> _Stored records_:
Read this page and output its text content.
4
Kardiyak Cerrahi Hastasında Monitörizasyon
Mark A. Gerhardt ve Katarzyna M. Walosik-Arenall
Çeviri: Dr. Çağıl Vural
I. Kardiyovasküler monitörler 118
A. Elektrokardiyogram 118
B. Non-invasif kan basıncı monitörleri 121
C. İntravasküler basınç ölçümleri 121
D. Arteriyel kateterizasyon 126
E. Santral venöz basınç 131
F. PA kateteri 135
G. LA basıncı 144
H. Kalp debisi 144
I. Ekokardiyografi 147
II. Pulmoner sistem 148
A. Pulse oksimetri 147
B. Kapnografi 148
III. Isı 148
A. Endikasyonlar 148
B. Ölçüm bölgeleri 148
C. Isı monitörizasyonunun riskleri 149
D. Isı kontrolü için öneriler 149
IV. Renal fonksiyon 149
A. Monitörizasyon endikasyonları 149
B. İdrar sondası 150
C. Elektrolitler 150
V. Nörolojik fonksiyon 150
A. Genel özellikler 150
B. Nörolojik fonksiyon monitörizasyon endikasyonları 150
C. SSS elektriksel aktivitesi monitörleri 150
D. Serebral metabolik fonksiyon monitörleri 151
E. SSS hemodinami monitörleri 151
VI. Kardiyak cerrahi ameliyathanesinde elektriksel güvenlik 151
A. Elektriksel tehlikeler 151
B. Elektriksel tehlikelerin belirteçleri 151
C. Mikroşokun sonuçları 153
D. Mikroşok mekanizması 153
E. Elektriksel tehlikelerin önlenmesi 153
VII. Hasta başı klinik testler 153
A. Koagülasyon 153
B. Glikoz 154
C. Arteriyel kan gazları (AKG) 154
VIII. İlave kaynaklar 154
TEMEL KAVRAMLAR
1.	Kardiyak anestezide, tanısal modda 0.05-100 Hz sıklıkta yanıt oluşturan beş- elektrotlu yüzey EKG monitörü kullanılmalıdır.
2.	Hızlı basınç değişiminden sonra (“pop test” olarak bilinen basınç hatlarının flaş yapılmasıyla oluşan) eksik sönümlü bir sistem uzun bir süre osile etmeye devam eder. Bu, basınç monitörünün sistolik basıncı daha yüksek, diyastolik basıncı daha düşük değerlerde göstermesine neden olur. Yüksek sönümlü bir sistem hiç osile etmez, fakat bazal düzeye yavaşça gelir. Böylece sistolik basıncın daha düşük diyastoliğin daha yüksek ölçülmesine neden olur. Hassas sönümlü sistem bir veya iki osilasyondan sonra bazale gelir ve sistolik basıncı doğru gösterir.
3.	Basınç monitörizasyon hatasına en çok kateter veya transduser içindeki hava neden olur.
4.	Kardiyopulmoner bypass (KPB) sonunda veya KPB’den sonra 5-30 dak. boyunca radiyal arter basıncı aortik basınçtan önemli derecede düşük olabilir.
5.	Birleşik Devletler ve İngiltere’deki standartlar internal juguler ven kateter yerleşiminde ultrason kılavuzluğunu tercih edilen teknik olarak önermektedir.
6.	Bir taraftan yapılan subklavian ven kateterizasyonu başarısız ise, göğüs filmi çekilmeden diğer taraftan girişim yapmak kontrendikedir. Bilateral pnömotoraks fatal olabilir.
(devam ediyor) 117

> _WHAT IS EXPECTED_: Work through the records above line by line and count those that hold the string "olarak". Give only the result.

> _EXERCISE SOLUTION_: 2